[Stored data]

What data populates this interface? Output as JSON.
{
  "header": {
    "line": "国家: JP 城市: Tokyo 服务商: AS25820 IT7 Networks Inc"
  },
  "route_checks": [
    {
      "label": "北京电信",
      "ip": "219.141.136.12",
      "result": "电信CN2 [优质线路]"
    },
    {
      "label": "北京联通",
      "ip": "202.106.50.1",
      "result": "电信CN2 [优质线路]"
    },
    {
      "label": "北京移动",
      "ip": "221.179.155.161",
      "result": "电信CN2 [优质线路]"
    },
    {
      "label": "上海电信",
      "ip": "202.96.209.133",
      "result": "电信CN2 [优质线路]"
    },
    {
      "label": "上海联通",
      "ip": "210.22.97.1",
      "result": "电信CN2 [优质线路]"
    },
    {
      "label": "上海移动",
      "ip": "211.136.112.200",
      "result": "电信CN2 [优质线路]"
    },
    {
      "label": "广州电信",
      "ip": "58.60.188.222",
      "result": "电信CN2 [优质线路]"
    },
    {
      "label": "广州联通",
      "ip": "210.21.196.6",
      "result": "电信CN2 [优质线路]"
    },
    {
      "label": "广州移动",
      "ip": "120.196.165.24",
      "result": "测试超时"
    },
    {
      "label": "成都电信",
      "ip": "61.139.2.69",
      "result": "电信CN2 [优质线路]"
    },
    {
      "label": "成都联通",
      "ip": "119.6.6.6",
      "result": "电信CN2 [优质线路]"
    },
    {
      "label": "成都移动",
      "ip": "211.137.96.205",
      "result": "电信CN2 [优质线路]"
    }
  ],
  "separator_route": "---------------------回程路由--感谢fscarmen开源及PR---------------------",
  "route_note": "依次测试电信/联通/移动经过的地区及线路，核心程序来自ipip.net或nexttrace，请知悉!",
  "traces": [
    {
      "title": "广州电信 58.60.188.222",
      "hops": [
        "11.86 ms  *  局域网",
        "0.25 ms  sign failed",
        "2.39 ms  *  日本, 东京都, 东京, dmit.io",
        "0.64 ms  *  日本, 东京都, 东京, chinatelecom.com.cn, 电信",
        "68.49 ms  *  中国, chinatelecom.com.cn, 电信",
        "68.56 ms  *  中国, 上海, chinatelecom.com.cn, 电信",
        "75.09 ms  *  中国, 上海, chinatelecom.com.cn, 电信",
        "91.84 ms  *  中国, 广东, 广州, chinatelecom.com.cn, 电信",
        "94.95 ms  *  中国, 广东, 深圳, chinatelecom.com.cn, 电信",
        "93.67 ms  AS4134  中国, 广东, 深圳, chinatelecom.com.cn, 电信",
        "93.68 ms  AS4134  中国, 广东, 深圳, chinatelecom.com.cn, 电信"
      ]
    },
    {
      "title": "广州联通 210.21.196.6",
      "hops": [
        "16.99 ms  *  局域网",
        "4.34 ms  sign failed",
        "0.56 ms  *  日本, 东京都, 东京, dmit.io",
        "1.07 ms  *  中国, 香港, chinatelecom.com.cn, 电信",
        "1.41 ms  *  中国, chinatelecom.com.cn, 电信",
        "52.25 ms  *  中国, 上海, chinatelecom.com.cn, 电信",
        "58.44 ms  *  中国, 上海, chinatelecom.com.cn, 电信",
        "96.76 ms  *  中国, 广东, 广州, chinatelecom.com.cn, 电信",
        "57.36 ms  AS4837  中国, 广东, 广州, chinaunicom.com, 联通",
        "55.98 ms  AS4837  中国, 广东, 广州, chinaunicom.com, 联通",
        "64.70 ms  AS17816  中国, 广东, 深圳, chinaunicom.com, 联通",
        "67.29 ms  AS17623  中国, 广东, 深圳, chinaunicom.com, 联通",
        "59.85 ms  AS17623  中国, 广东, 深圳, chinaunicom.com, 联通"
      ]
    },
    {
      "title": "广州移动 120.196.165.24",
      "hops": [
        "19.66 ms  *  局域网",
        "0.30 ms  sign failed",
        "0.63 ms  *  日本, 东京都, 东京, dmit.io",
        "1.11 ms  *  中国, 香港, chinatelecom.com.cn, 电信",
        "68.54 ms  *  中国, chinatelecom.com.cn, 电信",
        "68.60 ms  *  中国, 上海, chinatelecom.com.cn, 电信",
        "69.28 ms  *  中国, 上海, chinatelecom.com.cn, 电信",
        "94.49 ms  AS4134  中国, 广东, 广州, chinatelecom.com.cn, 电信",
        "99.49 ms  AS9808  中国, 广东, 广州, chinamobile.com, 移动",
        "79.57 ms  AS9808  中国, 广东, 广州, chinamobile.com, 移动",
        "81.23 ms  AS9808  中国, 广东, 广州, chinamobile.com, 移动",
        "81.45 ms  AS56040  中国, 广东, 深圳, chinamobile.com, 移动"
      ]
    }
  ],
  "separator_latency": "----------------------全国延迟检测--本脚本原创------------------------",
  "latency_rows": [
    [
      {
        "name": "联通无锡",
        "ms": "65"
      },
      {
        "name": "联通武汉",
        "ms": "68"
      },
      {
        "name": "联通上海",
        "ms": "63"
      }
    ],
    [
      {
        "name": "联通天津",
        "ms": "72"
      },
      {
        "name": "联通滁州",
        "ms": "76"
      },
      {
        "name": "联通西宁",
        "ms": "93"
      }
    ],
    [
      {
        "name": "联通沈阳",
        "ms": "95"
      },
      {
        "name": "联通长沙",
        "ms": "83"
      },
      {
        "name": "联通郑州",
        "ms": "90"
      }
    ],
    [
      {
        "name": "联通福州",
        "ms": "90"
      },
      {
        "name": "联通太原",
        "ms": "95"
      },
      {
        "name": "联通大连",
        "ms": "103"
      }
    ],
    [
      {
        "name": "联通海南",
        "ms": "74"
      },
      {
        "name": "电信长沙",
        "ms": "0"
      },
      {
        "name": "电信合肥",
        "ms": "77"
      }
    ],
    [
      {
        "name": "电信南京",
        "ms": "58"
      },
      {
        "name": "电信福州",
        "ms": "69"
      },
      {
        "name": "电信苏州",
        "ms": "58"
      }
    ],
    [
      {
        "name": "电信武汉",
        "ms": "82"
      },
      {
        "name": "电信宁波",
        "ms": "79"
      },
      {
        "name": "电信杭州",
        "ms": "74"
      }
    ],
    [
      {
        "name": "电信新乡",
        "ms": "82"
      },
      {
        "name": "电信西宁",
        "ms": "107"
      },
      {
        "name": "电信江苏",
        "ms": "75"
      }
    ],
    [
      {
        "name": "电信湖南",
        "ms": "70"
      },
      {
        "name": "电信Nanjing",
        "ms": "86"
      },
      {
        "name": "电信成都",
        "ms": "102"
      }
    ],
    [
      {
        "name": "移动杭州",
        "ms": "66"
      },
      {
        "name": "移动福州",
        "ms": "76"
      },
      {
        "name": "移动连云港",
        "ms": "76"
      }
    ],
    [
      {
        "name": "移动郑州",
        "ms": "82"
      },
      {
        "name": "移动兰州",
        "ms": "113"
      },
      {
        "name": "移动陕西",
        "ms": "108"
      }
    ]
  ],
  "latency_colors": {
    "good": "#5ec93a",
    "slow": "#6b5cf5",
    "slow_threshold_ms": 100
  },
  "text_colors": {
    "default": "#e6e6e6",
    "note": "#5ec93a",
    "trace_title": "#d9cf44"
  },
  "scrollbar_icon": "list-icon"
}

Exercise objective
Copy out the whole listing exactly as written.

Answer for this exercise
What data populates this interface? Output as JSON.
{
  "header": {
    "line": "国家: JP 城市: Tokyo 服务商: AS25820 IT7 Networks Inc"
  },
  "route_checks": [
    {
      "label": "北京电信",
      "ip": "219.141.136.12",
      "result": "电信CN2 [优质线路]"
    },
    {
      "label": "北京联通",
      "ip": "202.106.50.1",
      "result": "电信CN2 [优质线路]"
    },
    {
      "label": "北京移动",
      "ip": "221.179.155.161",
      "result": "电信CN2 [优质线路]"
    },
    {
      "label": "上海电信",
      "ip": "202.96.209.133",
      "result": "电信CN2 [优质线路]"
    },
    {
      "label": "上海联通",
      "ip": "210.22.97.1",
      "result": "电信CN2 [优质线路]"
    },
    {
      "label": "上海移动",
      "ip": "211.136.112.200",
      "result": "电信CN2 [优质线路]"
    },
    {
      "label": "广州电信",
      "ip": "58.60.188.222",
      "result": "电信CN2 [优质线路]"
    },
    {
      "label": "广州联通",
      "ip": "210.21.196.6",
      "result": "电信CN2 [优质线路]"
    },
    {
      "label": "广州移动",
      "ip": "120.196.165.24",
      "result": "测试超时"
    },
    {
      "label": "成都电信",
      "ip": "61.139.2.69",
      "result": "电信CN2 [优质线路]"
    },
    {
      "label": "成都联通",
      "ip": "119.6.6.6",
      "result": "电信CN2 [优质线路]"
    },
    {
      "label": "成都移动",
      "ip": "211.137.96.205",
      "result": "电信CN2 [优质线路]"
    }
  ],
  "separator_route": "---------------------回程路由--感谢fscarmen开源及PR---------------------",
  "route_note": "依次测试电信/联通/移动经过的地区及线路，核心程序来自ipip.net或nexttrace，请知悉!",
  "traces": [
    {
      "title": "广州电信 58.60.188.222",
      "hops": [
        "11.86 ms  *  局域网",
        "0.25 ms  sign failed",
        "2.39 ms  *  日本, 东京都, 东京, dmit.io",
        "0.64 ms  *  日本, 东京都, 东京, chinatelecom.com.cn, 电信",
        "68.49 ms  *  中国, chinatelecom.com.cn, 电信",
        "68.56 ms  *  中国, 上海, chinatelecom.com.cn, 电信",
        "75.09 ms  *  中国, 上海, chinatelecom.com.cn, 电信",
        "91.84 ms  *  中国, 广东, 广州, chinatelecom.com.cn, 电信",
        "94.95 ms  *  中国, 广东, 深圳, chinatelecom.com.cn, 电信",
        "93.67 ms  AS4134  中国, 广东, 深圳, chinatelecom.com.cn, 电信",
        "93.68 ms  AS4134  中国, 广东, 深圳, chinatelecom.com.cn, 电信"
      ]
    },
    {
      "title": "广州联通 210.21.196.6",
      "hops": [
        "16.99 ms  *  局域网",
        "4.34 ms  sign failed",
        "0.56 ms  *  日本, 东京都, 东京, dmit.io",
        "1.07 ms  *  中国, 香港, chinatelecom.com.cn, 电信",
        "1.41 ms  *  中国, chinatelecom.com.cn, 电信",
        "52.25 ms  *  中国, 上海, chinatelecom.com.cn, 电信",
        "58.44 ms  *  中国, 上海, chinatelecom.com.cn, 电信",
        "96.76 ms  *  中国, 广东, 广州, chinatelecom.com.cn, 电信",
        "57.36 ms  AS4837  中国, 广东, 广州, chinaunicom.com, 联通",
        "55.98 ms  AS4837  中国, 广东, 广州, chinaunicom.com, 联通",
        "64.70 ms  AS17816  中国, 广东, 深圳, chinaunicom.com, 联通",
        "67.29 ms  AS17623  中国, 广东, 深圳, chinaunicom.com, 联通",
        "59.85 ms  AS17623  中国, 广东, 深圳, chinaunicom.com, 联通"
      ]
    },
    {
      "title": "广州移动 120.196.165.24",
      "hops": [
        "19.66 ms  *  局域网",
        "0.30 ms  sign failed",
        "0.63 ms  *  日本, 东京都, 东京, dmit.io",
        "1.11 ms  *  中国, 香港, chinatelecom.com.cn, 电信",
        "68.54 ms  *  中国, chinatelecom.com.cn, 电信",
        "68.60 ms  *  中国, 上海, chinatelecom.com.cn, 电信",
        "69.28 ms  *  中国, 上海, chinatelecom.com.cn, 电信",
        "94.49 ms  AS4134  中国, 广东, 广州, chinatelecom.com.cn, 电信",
        "99.49 ms  AS9808  中国, 广东, 广州, chinamobile.com, 移动",
        "79.57 ms  AS9808  中国, 广东, 广州, chinamobile.com, 移动",
        "81.23 ms  AS9808  中国, 广东, 广州, chinamobile.com, 移动",
        "81.45 ms  AS56040  中国, 广东, 深圳, chinamobile.com, 移动"
      ]
    }
  ],
  "separator_latency": "----------------------全国延迟检测--本脚本原创------------------------",
  "latency_rows": [
    [
      {
        "name": "联通无锡",
        "ms": "65"
      },
      {
        "name": "联通武汉",
        "ms": "68"
      },
      {
        "name": "联通上海",
        "ms": "63"
      }
    ],
    [
      {
        "name": "联通天津",
        "ms": "72"
      },
      {
        "name": "联通滁州",
        "ms": "76"
      },
      {
        "name": "联通西宁",
        "ms": "93"
      }
    ],
    [
      {
        "name": "联通沈阳",
        "ms": "95"
      },
      {
        "name": "联通长沙",
        "ms": "83"
      },
      {
        "name": "联通郑州",
        "ms": "90"
      }
    ],
    [
      {
        "name": "联通福州",
        "ms": "90"
      },
      {
        "name": "联通太原",
        "ms": "95"
      },
      {
        "name": "联通大连",
        "ms": "103"
      }
    ],
    [
      {
        "name": "联通海南",
        "ms": "74"
      },
      {
        "name": "电信长沙",
        "ms": "0"
      },
      {
        "name": "电信合肥",
        "ms": "77"
      }
    ],
    [
      {
        "name": "电信南京",
        "ms": "58"
      },
      {
        "name": "电信福州",
        "ms": "69"
      },
      {
        "name": "电信苏州",
        "ms": "58"
      }
    ],
    [
      {
        "name": "电信武汉",
        "ms": "82"
      },
      {
        "name": "电信宁波",
        "ms": "79"
      },
      {
        "name": "电信杭州",
        "ms": "74"
      }
    ],
    [
      {
        "name": "电信新乡",
        "ms": "82"
      },
      {
        "name": "电信西宁",
        "ms": "107"
      },
      {
        "name": "电信江苏",
        "ms": "75"
      }
    ],
    [
      {
        "name": "电信湖南",
        "ms": "70"
      },
      {
        "name": "电信Nanjing",
        "ms": "86"
      },
      {
        "name": "电信成都",
        "ms": "102"
      }
    ],
    [
      {
        "name": "移动杭州",
        "ms": "66"
      },
      {
        "name": "移动福州",
        "ms": "76"
      },
      {
        "name": "移动连云港",
        "ms": "76"
      }
    ],
    [
      {
        "name": "移动郑州",
        "ms": "82"
      },
      {
        "name": "移动兰州",
        "ms": "113"
      },
      {
        "name": "移动陕西",
        "ms": "108"
      }
    ]
  ],
  "latency_colors": {
    "good": "#5ec93a",
    "slow": "#6b5cf5",
    "slow_threshold_ms": 100
  },
  "text_colors": {
    "default": "#e6e6e6",
    "note": "#5ec93a",
    "trace_title": "#d9cf44"
  },
  "scrollbar_icon": "list-icon"
}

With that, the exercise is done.